### Work to complete
Copy every line of the data that includes the string "subtitle".

### Rows
-- begin --

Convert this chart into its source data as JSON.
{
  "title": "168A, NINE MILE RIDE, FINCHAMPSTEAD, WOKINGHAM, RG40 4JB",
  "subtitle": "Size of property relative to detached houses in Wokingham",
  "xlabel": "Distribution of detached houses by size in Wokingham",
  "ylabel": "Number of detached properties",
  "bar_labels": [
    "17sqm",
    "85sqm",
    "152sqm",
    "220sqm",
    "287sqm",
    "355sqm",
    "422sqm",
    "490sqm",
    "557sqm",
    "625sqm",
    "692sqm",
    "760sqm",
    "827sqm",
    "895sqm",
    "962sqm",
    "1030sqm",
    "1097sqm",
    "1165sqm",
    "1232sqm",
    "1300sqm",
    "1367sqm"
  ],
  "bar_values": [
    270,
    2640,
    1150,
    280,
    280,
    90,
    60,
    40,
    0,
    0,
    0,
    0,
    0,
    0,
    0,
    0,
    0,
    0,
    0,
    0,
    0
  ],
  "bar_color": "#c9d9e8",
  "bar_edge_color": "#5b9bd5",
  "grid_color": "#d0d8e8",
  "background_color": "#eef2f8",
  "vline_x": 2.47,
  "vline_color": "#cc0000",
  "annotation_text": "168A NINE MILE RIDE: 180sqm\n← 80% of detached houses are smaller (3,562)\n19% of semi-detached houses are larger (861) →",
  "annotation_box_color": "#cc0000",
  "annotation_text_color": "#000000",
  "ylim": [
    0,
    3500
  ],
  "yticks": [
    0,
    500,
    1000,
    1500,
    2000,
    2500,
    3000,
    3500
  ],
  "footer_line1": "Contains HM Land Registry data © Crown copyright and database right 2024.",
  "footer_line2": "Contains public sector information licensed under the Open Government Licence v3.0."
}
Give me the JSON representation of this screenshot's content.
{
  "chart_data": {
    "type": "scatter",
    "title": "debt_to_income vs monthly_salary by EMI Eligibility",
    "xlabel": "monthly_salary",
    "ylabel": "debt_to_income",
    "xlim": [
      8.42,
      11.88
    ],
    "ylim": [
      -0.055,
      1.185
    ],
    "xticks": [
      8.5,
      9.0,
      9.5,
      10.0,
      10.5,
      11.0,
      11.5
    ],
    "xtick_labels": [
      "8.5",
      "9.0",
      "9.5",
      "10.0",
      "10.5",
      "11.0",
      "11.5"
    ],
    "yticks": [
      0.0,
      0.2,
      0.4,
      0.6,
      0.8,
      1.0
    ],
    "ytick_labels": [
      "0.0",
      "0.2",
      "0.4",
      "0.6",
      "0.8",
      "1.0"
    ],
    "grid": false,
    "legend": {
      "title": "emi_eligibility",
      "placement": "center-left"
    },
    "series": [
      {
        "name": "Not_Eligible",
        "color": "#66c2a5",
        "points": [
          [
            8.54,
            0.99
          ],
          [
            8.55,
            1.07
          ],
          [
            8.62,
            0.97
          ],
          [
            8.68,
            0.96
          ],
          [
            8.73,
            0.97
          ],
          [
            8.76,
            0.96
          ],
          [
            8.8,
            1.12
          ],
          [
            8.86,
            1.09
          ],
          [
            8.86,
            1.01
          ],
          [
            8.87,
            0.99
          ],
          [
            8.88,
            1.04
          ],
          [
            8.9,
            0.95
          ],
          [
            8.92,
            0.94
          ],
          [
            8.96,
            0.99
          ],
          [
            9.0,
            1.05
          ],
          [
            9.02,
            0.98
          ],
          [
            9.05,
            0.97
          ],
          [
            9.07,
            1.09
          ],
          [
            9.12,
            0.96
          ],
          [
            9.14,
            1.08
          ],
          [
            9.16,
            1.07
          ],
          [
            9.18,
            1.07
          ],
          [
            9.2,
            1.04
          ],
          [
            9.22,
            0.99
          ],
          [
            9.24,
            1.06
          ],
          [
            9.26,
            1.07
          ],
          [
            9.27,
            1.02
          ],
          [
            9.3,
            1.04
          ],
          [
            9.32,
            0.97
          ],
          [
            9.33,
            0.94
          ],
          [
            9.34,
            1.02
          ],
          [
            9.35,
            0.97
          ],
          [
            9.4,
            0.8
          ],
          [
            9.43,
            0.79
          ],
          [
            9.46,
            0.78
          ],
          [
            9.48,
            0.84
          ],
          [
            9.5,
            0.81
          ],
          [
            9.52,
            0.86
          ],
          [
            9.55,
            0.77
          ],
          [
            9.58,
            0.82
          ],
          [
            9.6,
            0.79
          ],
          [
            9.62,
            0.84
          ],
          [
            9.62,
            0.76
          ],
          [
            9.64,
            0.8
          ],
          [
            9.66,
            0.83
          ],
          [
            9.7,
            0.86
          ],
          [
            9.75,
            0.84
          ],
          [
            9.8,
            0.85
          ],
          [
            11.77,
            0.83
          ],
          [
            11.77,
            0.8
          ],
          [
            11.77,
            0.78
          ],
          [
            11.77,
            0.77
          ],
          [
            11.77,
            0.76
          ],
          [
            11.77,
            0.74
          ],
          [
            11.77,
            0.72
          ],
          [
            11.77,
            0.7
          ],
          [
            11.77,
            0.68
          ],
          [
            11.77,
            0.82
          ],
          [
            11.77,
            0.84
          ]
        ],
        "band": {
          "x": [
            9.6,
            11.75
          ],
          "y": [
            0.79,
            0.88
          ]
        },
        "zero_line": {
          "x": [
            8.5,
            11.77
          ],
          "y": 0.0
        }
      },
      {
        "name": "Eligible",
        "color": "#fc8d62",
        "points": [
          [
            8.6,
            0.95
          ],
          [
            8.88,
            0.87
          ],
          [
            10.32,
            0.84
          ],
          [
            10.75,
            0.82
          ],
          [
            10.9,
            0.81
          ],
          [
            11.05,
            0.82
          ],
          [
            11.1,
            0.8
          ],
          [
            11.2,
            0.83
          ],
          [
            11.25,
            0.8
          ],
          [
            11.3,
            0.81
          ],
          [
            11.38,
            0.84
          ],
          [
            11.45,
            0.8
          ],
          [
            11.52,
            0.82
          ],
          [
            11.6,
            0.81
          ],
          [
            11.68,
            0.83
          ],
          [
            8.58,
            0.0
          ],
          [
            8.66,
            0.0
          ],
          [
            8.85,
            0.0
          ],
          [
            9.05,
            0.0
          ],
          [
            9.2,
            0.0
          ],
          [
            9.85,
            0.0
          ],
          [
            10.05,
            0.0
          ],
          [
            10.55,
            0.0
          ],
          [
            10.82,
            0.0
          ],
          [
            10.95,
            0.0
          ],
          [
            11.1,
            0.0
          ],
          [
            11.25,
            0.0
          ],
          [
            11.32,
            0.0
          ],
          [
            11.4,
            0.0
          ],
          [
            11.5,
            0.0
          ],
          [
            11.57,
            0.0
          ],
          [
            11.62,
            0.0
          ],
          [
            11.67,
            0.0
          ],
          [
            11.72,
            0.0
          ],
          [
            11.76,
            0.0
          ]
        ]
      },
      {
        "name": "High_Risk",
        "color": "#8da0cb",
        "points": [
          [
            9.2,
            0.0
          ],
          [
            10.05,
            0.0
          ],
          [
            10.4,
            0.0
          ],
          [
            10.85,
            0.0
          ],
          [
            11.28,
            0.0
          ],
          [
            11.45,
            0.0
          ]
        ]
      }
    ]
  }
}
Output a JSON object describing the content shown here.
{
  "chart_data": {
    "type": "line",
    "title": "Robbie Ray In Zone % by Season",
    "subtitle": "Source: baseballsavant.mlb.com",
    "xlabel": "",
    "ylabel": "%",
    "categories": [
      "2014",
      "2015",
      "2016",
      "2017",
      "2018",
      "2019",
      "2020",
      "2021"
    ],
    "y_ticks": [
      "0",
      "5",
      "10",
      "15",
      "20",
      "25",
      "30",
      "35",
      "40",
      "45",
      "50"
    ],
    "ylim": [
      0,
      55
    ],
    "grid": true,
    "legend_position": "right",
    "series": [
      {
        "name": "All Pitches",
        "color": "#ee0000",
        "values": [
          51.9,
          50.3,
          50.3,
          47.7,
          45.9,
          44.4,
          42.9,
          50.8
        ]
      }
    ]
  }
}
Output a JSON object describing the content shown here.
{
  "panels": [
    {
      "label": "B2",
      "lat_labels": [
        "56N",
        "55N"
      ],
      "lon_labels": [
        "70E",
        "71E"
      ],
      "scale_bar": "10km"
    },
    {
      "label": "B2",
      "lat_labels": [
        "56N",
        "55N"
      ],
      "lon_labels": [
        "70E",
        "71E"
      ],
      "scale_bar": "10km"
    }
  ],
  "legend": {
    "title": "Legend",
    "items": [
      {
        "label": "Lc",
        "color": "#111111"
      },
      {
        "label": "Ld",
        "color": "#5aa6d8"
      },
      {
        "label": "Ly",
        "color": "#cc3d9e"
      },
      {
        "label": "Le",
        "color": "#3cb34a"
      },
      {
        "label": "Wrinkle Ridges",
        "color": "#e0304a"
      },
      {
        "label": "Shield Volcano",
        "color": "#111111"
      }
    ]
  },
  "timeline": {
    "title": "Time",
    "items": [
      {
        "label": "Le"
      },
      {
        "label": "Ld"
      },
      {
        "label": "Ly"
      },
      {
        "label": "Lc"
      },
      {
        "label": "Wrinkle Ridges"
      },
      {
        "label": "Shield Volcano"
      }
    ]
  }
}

-- end --

### Correct answer
  "subtitle": "Size of property relative to detached houses in Wokingham",
    "subtitle": "Source: baseballsavant.mlb.com",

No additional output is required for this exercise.